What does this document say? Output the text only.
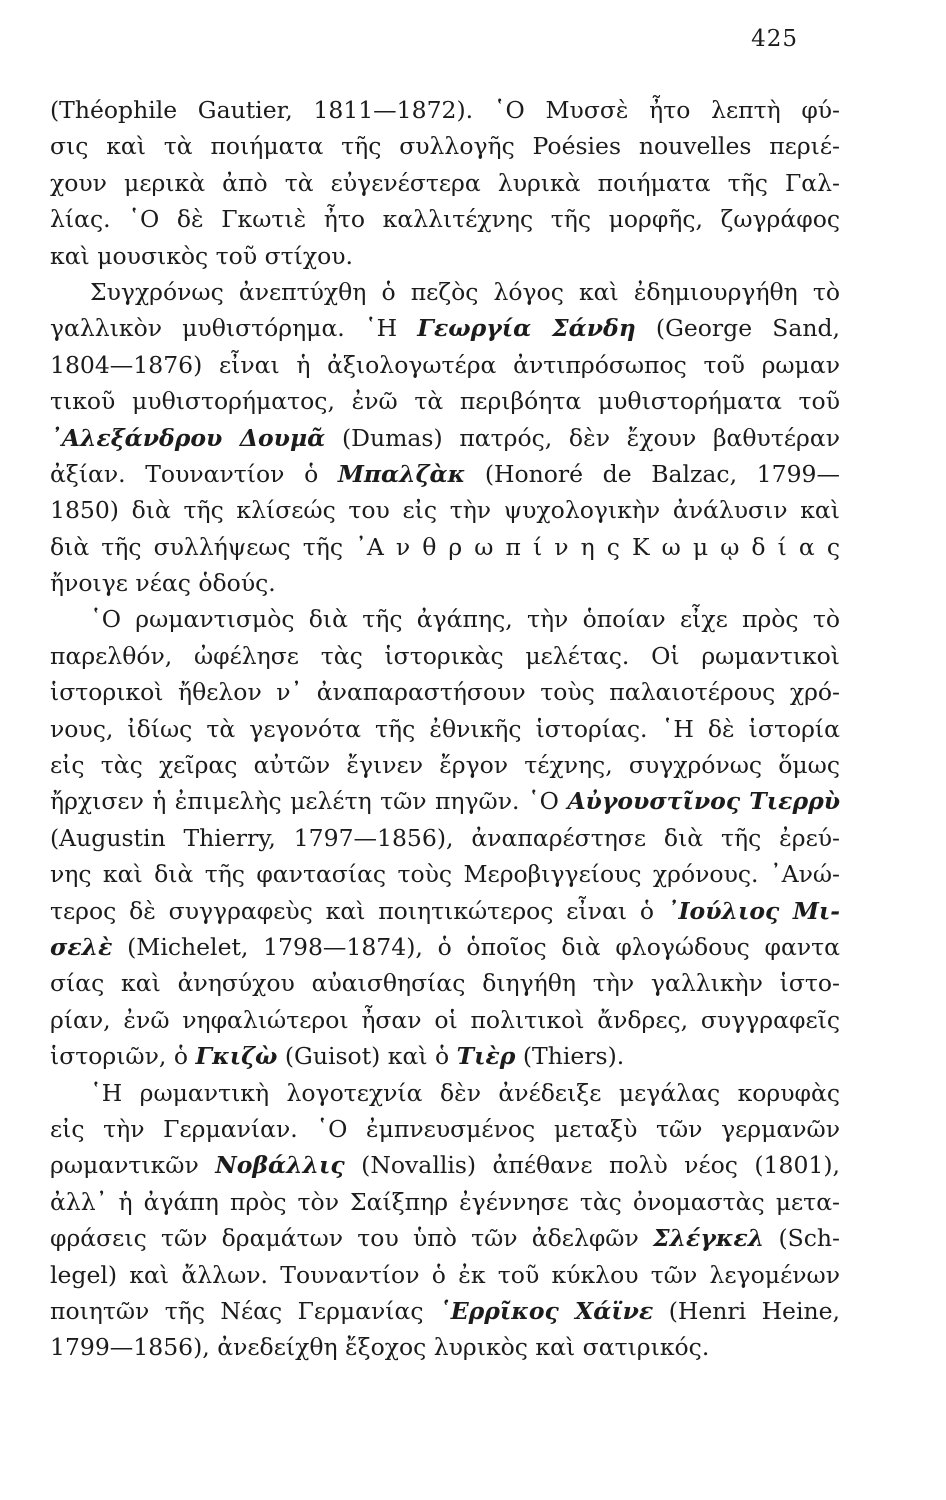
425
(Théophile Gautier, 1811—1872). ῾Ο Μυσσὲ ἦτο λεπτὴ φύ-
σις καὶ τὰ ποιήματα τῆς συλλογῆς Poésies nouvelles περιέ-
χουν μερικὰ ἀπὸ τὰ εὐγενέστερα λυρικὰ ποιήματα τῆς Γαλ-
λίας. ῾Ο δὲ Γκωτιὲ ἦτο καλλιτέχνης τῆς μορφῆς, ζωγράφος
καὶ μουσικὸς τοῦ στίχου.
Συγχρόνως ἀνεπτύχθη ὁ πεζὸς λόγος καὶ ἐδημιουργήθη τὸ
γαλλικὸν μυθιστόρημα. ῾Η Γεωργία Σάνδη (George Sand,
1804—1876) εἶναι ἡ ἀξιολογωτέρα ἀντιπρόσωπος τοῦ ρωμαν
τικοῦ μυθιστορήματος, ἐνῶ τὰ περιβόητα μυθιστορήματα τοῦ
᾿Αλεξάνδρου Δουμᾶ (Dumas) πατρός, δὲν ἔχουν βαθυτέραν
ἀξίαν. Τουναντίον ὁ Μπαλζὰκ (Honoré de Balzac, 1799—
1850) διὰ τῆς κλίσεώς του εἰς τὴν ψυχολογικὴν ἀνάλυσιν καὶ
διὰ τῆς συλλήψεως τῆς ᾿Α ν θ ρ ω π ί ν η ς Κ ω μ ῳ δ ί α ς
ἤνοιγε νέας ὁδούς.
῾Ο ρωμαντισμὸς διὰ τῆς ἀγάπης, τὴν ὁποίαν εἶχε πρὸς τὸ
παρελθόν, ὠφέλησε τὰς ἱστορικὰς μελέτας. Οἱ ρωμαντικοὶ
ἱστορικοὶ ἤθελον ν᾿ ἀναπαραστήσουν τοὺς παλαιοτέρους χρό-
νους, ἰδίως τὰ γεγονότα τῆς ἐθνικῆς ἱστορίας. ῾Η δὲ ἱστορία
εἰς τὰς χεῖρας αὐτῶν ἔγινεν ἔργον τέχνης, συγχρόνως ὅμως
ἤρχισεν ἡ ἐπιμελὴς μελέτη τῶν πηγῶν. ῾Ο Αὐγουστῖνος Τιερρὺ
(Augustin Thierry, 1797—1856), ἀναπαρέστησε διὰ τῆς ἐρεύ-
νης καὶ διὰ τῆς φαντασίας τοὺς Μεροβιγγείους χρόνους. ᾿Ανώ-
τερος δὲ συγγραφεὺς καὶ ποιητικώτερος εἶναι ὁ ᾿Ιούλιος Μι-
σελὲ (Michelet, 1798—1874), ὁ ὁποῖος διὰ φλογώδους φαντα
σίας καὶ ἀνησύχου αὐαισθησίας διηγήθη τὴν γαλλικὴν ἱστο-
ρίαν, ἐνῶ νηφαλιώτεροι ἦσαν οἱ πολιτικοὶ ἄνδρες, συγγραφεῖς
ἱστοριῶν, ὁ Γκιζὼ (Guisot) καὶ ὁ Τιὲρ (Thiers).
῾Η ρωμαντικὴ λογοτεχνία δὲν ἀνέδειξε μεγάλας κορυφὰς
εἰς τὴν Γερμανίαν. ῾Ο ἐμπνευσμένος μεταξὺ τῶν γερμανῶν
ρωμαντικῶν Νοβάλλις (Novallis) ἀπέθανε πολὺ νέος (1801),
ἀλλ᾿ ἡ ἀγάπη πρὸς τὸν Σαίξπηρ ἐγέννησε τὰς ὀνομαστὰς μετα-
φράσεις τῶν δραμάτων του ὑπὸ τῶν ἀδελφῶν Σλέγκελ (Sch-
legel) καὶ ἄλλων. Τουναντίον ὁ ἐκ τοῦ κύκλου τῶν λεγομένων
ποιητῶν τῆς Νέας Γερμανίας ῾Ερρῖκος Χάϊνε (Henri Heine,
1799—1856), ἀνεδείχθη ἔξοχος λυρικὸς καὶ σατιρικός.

WHAT NEEDS TO BE DONE: Every record above must be given again exactly; drop the pictures.

EXERCISE OUTPUT:
What does this document say? Output the text only.
425
(Théophile Gautier, 1811—1872). ῾Ο Μυσσὲ ἦτο λεπτὴ φύ-
σις καὶ τὰ ποιήματα τῆς συλλογῆς Poésies nouvelles περιέ-
χουν μερικὰ ἀπὸ τὰ εὐγενέστερα λυρικὰ ποιήματα τῆς Γαλ-
λίας. ῾Ο δὲ Γκωτιὲ ἦτο καλλιτέχνης τῆς μορφῆς, ζωγράφος
καὶ μουσικὸς τοῦ στίχου.
Συγχρόνως ἀνεπτύχθη ὁ πεζὸς λόγος καὶ ἐδημιουργήθη τὸ
γαλλικὸν μυθιστόρημα. ῾Η Γεωργία Σάνδη (George Sand,
1804—1876) εἶναι ἡ ἀξιολογωτέρα ἀντιπρόσωπος τοῦ ρωμαν
τικοῦ μυθιστορήματος, ἐνῶ τὰ περιβόητα μυθιστορήματα τοῦ
᾿Αλεξάνδρου Δουμᾶ (Dumas) πατρός, δὲν ἔχουν βαθυτέραν
ἀξίαν. Τουναντίον ὁ Μπαλζὰκ (Honoré de Balzac, 1799—
1850) διὰ τῆς κλίσεώς του εἰς τὴν ψυχολογικὴν ἀνάλυσιν καὶ
διὰ τῆς συλλήψεως τῆς ᾿Α ν θ ρ ω π ί ν η ς Κ ω μ ῳ δ ί α ς
ἤνοιγε νέας ὁδούς.
῾Ο ρωμαντισμὸς διὰ τῆς ἀγάπης, τὴν ὁποίαν εἶχε πρὸς τὸ
παρελθόν, ὠφέλησε τὰς ἱστορικὰς μελέτας. Οἱ ρωμαντικοὶ
ἱστορικοὶ ἤθελον ν᾿ ἀναπαραστήσουν τοὺς παλαιοτέρους χρό-
νους, ἰδίως τὰ γεγονότα τῆς ἐθνικῆς ἱστορίας. ῾Η δὲ ἱστορία
εἰς τὰς χεῖρας αὐτῶν ἔγινεν ἔργον τέχνης, συγχρόνως ὅμως
ἤρχισεν ἡ ἐπιμελὴς μελέτη τῶν πηγῶν. ῾Ο Αὐγουστῖνος Τιερρὺ
(Augustin Thierry, 1797—1856), ἀναπαρέστησε διὰ τῆς ἐρεύ-
νης καὶ διὰ τῆς φαντασίας τοὺς Μεροβιγγείους χρόνους. ᾿Ανώ-
τερος δὲ συγγραφεὺς καὶ ποιητικώτερος εἶναι ὁ ᾿Ιούλιος Μι-
σελὲ (Michelet, 1798—1874), ὁ ὁποῖος διὰ φλογώδους φαντα
σίας καὶ ἀνησύχου αὐαισθησίας διηγήθη τὴν γαλλικὴν ἱστο-
ρίαν, ἐνῶ νηφαλιώτεροι ἦσαν οἱ πολιτικοὶ ἄνδρες, συγγραφεῖς
ἱστοριῶν, ὁ Γκιζὼ (Guisot) καὶ ὁ Τιὲρ (Thiers).
῾Η ρωμαντικὴ λογοτεχνία δὲν ἀνέδειξε μεγάλας κορυφὰς
εἰς τὴν Γερμανίαν. ῾Ο ἐμπνευσμένος μεταξὺ τῶν γερμανῶν
ρωμαντικῶν Νοβάλλις (Novallis) ἀπέθανε πολὺ νέος (1801),
ἀλλ᾿ ἡ ἀγάπη πρὸς τὸν Σαίξπηρ ἐγέννησε τὰς ὀνομαστὰς μετα-
φράσεις τῶν δραμάτων του ὑπὸ τῶν ἀδελφῶν Σλέγκελ (Sch-
legel) καὶ ἄλλων. Τουναντίον ὁ ἐκ τοῦ κύκλου τῶν λεγομένων
ποιητῶν τῆς Νέας Γερμανίας ῾Ερρῖκος Χάϊνε (Henri Heine,
1799—1856), ἀνεδείχθη ἔξοχος λυρικὸς καὶ σατιρικός.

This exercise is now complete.